■ What is required ■
Using the data below, copy each line that includes the word "Fleming".

■ Exercise inputs ■
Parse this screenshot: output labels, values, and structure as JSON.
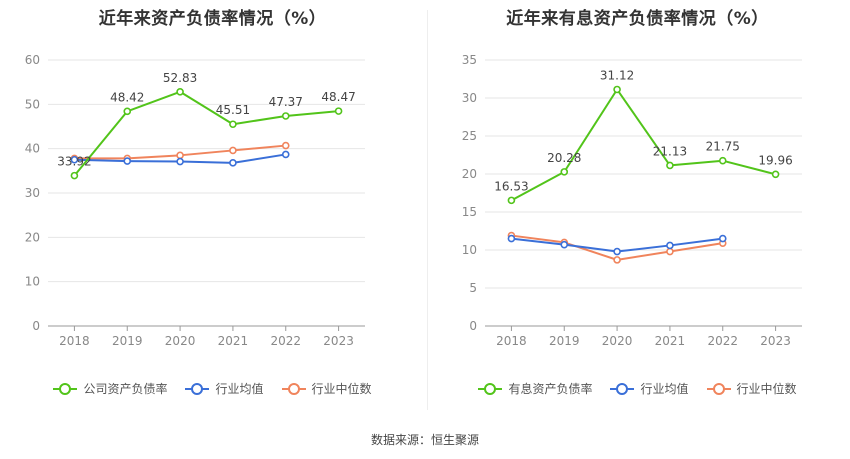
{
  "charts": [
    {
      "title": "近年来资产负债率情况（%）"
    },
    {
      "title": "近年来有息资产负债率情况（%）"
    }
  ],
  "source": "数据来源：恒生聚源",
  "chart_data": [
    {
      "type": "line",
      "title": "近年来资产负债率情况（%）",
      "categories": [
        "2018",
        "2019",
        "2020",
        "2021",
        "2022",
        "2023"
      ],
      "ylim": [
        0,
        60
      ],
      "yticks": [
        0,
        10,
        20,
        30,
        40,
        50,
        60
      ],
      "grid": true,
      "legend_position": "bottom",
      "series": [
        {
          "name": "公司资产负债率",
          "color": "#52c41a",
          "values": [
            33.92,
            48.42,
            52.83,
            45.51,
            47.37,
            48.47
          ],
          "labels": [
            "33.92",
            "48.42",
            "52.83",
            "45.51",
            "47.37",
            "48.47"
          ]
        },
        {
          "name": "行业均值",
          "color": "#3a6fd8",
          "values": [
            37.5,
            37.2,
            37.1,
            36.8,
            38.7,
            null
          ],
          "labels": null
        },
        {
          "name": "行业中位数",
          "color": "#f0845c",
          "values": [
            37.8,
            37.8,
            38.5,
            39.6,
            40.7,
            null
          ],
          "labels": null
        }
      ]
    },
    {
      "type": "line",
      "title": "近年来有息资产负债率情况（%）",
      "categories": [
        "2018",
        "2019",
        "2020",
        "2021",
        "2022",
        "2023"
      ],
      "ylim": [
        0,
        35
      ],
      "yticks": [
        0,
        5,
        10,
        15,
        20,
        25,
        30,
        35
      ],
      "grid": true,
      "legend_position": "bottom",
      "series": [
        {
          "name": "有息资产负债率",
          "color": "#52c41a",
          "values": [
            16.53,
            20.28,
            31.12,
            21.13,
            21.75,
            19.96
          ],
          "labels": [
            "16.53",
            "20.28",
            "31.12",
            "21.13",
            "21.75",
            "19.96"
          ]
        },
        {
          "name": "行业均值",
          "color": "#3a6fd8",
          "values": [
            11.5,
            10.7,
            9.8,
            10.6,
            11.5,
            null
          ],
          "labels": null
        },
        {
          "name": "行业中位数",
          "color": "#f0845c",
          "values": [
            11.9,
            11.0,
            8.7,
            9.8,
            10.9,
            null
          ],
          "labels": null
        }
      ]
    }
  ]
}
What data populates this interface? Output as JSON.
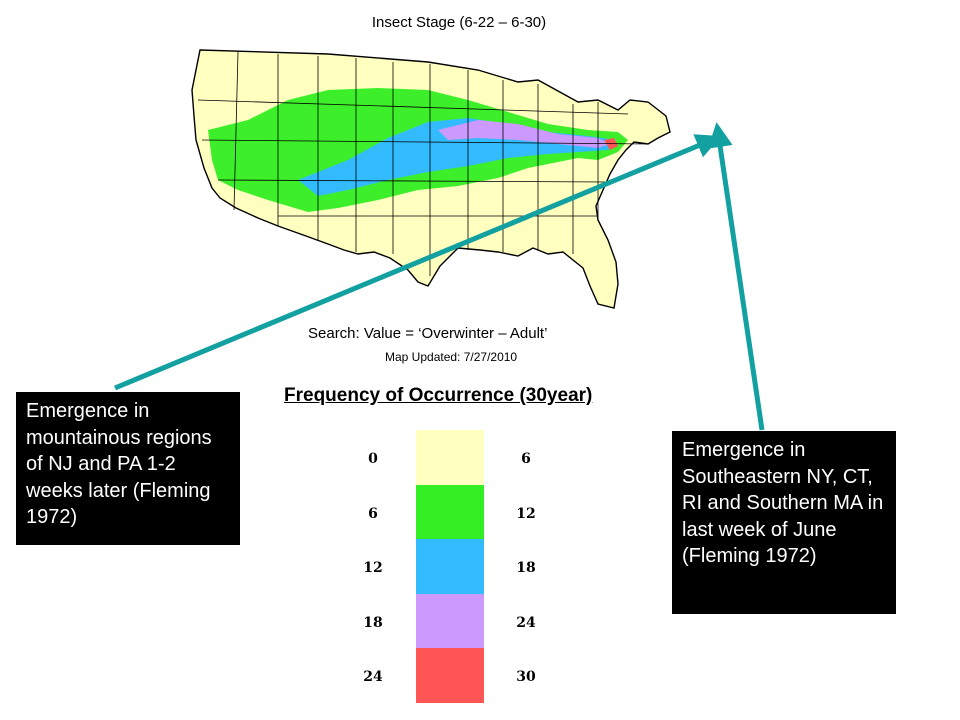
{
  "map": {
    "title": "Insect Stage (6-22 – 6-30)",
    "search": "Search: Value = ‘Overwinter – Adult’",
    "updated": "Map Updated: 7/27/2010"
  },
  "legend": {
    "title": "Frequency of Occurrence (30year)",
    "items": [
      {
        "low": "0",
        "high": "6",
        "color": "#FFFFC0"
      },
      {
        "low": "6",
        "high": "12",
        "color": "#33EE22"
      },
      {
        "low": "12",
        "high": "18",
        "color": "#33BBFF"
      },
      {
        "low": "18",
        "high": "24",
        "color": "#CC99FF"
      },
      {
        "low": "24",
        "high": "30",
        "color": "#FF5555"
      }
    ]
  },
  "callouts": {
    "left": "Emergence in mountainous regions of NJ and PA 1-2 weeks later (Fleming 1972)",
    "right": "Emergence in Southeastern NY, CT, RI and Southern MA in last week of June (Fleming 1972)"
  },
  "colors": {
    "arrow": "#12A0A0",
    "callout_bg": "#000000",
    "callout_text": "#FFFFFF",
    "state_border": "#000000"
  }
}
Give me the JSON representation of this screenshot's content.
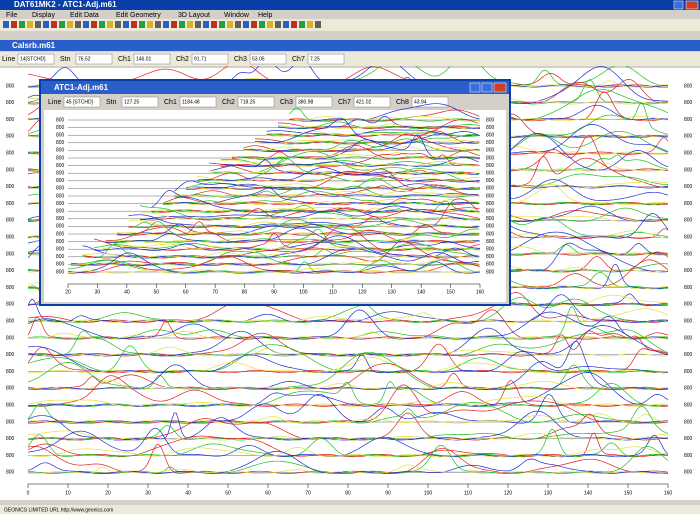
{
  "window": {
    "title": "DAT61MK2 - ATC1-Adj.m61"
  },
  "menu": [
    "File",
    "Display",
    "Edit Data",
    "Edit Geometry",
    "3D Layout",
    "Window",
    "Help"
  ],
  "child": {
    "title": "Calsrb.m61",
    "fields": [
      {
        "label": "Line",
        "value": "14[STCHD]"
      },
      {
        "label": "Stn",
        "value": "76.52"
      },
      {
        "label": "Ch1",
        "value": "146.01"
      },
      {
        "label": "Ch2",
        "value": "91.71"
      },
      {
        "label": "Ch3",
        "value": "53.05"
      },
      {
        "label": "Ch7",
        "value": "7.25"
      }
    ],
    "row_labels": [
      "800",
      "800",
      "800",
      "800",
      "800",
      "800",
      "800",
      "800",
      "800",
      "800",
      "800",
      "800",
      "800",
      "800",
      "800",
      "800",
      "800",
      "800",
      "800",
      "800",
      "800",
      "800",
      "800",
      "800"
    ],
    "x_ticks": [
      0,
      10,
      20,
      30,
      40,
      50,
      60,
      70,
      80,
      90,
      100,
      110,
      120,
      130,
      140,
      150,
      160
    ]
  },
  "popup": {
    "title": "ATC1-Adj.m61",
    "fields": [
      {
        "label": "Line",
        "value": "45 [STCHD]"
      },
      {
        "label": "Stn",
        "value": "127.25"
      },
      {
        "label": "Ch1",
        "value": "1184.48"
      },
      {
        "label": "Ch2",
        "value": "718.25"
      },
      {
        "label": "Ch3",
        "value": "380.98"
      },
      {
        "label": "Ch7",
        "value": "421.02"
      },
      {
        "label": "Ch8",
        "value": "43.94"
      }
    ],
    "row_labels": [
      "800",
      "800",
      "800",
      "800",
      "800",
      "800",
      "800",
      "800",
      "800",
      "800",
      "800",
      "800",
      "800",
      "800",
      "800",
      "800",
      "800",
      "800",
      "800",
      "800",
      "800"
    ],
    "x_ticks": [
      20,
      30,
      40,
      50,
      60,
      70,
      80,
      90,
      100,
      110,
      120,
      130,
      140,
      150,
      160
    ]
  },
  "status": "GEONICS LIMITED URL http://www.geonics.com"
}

--

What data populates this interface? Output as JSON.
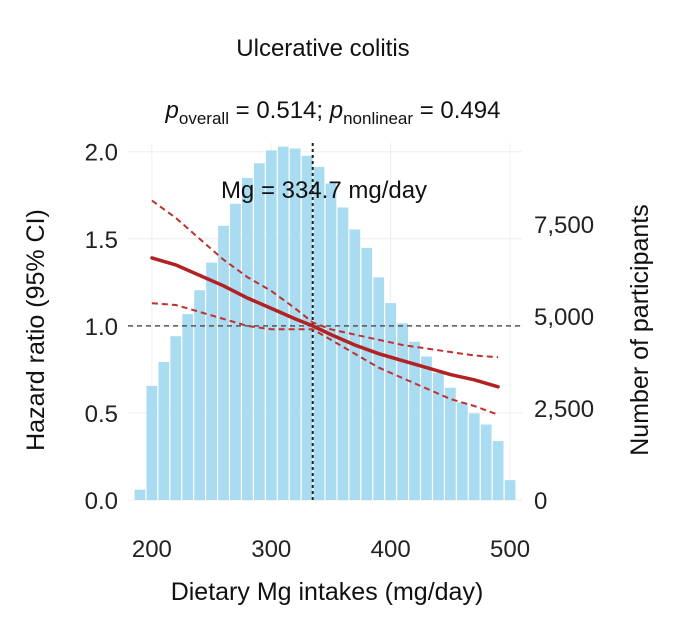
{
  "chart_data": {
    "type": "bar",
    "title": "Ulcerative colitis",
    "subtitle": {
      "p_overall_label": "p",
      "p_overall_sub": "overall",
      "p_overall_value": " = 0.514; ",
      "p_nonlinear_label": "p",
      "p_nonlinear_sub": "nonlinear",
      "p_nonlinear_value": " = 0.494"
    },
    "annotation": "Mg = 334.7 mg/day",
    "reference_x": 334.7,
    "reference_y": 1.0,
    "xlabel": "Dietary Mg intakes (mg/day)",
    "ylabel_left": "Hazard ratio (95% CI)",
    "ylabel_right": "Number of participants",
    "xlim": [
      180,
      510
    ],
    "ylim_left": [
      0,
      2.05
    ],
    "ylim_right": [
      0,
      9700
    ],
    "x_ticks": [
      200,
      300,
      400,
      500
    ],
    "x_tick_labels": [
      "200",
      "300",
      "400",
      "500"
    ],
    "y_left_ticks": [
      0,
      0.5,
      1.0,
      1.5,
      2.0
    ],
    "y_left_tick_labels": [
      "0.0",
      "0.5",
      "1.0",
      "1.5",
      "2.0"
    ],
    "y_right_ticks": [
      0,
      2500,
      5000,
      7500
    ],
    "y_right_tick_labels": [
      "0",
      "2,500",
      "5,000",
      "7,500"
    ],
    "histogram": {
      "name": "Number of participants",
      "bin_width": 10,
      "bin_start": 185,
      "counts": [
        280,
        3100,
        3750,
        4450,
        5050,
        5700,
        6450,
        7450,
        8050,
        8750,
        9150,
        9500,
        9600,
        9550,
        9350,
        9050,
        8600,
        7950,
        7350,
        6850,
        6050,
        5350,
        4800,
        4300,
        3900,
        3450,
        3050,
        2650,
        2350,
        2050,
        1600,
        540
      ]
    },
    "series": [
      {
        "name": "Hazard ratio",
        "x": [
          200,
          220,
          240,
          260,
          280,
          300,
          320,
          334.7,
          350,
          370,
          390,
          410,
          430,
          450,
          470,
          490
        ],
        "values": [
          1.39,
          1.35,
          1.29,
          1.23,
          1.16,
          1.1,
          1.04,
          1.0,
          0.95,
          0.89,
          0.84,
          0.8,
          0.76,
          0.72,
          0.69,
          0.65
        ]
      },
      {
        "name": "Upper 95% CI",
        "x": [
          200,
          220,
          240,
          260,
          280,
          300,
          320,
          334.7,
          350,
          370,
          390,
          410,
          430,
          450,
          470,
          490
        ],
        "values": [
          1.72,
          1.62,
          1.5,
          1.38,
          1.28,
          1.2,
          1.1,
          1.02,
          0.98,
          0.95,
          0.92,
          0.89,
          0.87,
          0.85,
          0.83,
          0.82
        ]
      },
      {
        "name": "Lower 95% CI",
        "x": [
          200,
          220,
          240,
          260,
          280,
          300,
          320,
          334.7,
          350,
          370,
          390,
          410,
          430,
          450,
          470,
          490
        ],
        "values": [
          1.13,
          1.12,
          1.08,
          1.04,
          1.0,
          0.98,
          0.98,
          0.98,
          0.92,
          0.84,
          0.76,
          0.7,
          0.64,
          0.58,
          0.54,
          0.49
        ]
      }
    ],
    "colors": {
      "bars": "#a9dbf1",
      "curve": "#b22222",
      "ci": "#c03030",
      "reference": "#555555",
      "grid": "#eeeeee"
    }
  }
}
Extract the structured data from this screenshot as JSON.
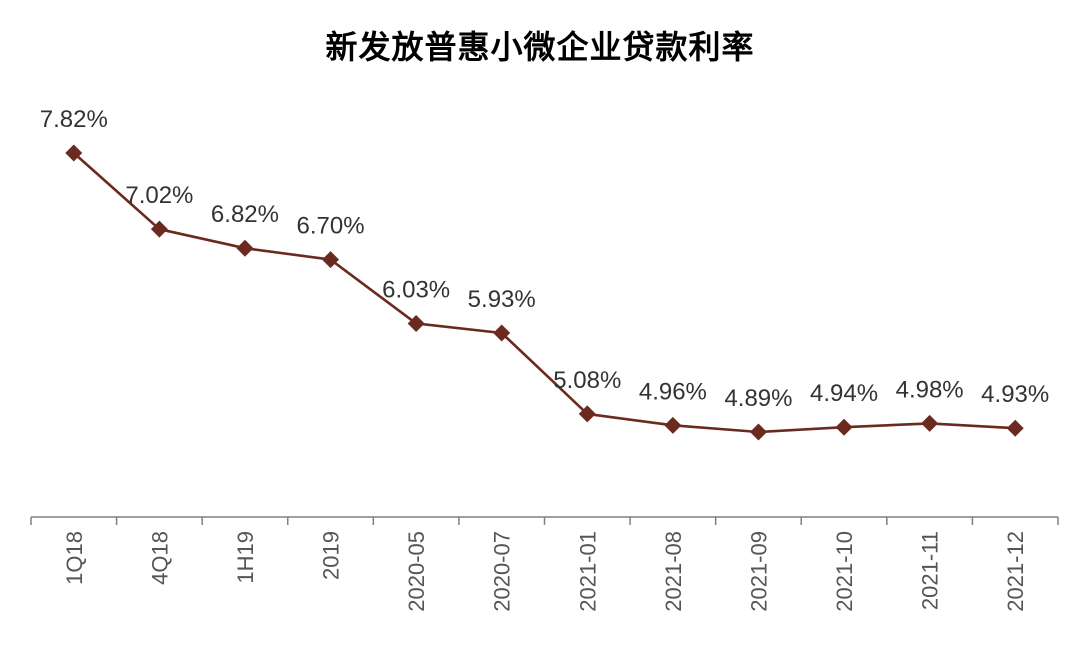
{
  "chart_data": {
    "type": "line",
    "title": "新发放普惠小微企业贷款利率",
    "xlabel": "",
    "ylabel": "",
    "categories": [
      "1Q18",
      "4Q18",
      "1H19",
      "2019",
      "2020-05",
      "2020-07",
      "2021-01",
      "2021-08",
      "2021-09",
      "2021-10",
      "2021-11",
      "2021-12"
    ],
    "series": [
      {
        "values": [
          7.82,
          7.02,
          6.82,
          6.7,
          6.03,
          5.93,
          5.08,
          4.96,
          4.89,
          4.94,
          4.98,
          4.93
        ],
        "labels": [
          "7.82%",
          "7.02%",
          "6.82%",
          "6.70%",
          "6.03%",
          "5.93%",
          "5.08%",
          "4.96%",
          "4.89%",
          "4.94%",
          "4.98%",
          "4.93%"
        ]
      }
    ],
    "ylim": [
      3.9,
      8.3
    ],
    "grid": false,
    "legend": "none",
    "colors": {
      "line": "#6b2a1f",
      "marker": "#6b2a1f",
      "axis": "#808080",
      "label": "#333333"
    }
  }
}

■ Response to this task ■
    "left": "Emergence in mountainous regions of NJ and PA 1-2 weeks later (Fleming 1972)",
    "right": "Emergence in Southeastern NY, CT, RI and Southern MA in last week of June (Fleming 1972)"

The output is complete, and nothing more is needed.